▶ YOUR OBJECTIVE:
Copy out the listing exactly.
>> START TASK INPUTS
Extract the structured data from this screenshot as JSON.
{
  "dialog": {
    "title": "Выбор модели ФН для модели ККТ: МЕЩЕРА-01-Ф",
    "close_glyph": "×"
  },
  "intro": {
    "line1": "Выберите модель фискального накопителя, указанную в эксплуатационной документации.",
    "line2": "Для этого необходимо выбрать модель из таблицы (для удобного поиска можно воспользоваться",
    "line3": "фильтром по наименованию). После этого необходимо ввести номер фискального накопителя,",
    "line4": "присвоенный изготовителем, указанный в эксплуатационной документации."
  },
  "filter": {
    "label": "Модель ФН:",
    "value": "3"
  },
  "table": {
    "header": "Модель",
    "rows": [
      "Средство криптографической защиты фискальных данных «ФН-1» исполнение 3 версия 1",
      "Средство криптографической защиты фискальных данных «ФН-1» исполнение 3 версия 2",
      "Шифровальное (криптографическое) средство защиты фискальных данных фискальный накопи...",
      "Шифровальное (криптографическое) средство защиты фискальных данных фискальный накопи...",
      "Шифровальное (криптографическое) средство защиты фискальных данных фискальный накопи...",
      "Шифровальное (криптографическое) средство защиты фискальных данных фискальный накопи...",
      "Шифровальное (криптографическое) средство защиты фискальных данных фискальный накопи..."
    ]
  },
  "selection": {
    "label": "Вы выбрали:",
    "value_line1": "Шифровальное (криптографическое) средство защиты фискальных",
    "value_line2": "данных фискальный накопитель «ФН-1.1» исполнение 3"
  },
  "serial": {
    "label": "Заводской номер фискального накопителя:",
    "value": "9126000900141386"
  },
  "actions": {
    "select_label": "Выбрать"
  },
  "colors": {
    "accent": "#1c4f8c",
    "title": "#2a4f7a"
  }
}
>> END TASK INPUTS
▶ FULL OUTPUT:
Extract the structured data from this screenshot as JSON.
{
  "dialog": {
    "title": "Выбор модели ФН для модели ККТ: МЕЩЕРА-01-Ф",
    "close_glyph": "×"
  },
  "intro": {
    "line1": "Выберите модель фискального накопителя, указанную в эксплуатационной документации.",
    "line2": "Для этого необходимо выбрать модель из таблицы (для удобного поиска можно воспользоваться",
    "line3": "фильтром по наименованию). После этого необходимо ввести номер фискального накопителя,",
    "line4": "присвоенный изготовителем, указанный в эксплуатационной документации."
  },
  "filter": {
    "label": "Модель ФН:",
    "value": "3"
  },
  "table": {
    "header": "Модель",
    "rows": [
      "Средство криптографической защиты фискальных данных «ФН-1» исполнение 3 версия 1",
      "Средство криптографической защиты фискальных данных «ФН-1» исполнение 3 версия 2",
      "Шифровальное (криптографическое) средство защиты фискальных данных фискальный накопи...",
      "Шифровальное (криптографическое) средство защиты фискальных данных фискальный накопи...",
      "Шифровальное (криптографическое) средство защиты фискальных данных фискальный накопи...",
      "Шифровальное (криптографическое) средство защиты фискальных данных фискальный накопи...",
      "Шифровальное (криптографическое) средство защиты фискальных данных фискальный накопи..."
    ]
  },
  "selection": {
    "label": "Вы выбрали:",
    "value_line1": "Шифровальное (криптографическое) средство защиты фискальных",
    "value_line2": "данных фискальный накопитель «ФН-1.1» исполнение 3"
  },
  "serial": {
    "label": "Заводской номер фискального накопителя:",
    "value": "9126000900141386"
  },
  "actions": {
    "select_label": "Выбрать"
  },
  "colors": {
    "accent": "#1c4f8c",
    "title": "#2a4f7a"
  }
}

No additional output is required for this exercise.